------ RECORD SET ------
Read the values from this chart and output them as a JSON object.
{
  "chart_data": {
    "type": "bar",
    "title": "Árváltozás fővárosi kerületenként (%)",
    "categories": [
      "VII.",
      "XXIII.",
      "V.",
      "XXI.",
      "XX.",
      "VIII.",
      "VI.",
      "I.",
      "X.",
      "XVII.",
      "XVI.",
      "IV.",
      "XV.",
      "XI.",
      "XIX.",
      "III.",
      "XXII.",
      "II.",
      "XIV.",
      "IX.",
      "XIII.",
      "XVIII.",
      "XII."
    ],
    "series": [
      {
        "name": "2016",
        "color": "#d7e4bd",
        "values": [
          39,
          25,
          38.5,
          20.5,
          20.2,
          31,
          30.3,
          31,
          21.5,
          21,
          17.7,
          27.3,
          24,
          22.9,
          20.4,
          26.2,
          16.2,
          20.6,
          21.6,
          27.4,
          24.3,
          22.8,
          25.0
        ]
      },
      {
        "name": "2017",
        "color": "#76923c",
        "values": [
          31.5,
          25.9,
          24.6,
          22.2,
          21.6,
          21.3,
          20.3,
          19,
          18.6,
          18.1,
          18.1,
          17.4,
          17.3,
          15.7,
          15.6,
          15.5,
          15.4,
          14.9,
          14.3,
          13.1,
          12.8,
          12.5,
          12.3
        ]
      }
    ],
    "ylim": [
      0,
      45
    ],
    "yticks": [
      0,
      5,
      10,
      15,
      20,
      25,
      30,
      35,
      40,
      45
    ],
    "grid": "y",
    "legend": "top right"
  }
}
------
WHAT IS NEEDED: Please quote the records above exactly, without skipping a line.

WRITTEN RESPONSE:
Read the values from this chart and output them as a JSON object.
{
  "chart_data": {
    "type": "bar",
    "title": "Árváltozás fővárosi kerületenként (%)",
    "categories": [
      "VII.",
      "XXIII.",
      "V.",
      "XXI.",
      "XX.",
      "VIII.",
      "VI.",
      "I.",
      "X.",
      "XVII.",
      "XVI.",
      "IV.",
      "XV.",
      "XI.",
      "XIX.",
      "III.",
      "XXII.",
      "II.",
      "XIV.",
      "IX.",
      "XIII.",
      "XVIII.",
      "XII."
    ],
    "series": [
      {
        "name": "2016",
        "color": "#d7e4bd",
        "values": [
          39,
          25,
          38.5,
          20.5,
          20.2,
          31,
          30.3,
          31,
          21.5,
          21,
          17.7,
          27.3,
          24,
          22.9,
          20.4,
          26.2,
          16.2,
          20.6,
          21.6,
          27.4,
          24.3,
          22.8,
          25.0
        ]
      },
      {
        "name": "2017",
        "color": "#76923c",
        "values": [
          31.5,
          25.9,
          24.6,
          22.2,
          21.6,
          21.3,
          20.3,
          19,
          18.6,
          18.1,
          18.1,
          17.4,
          17.3,
          15.7,
          15.6,
          15.5,
          15.4,
          14.9,
          14.3,
          13.1,
          12.8,
          12.5,
          12.3
        ]
      }
    ],
    "ylim": [
      0,
      45
    ],
    "yticks": [
      0,
      5,
      10,
      15,
      20,
      25,
      30,
      35,
      40,
      45
    ],
    "grid": "y",
    "legend": "top right"
  }
}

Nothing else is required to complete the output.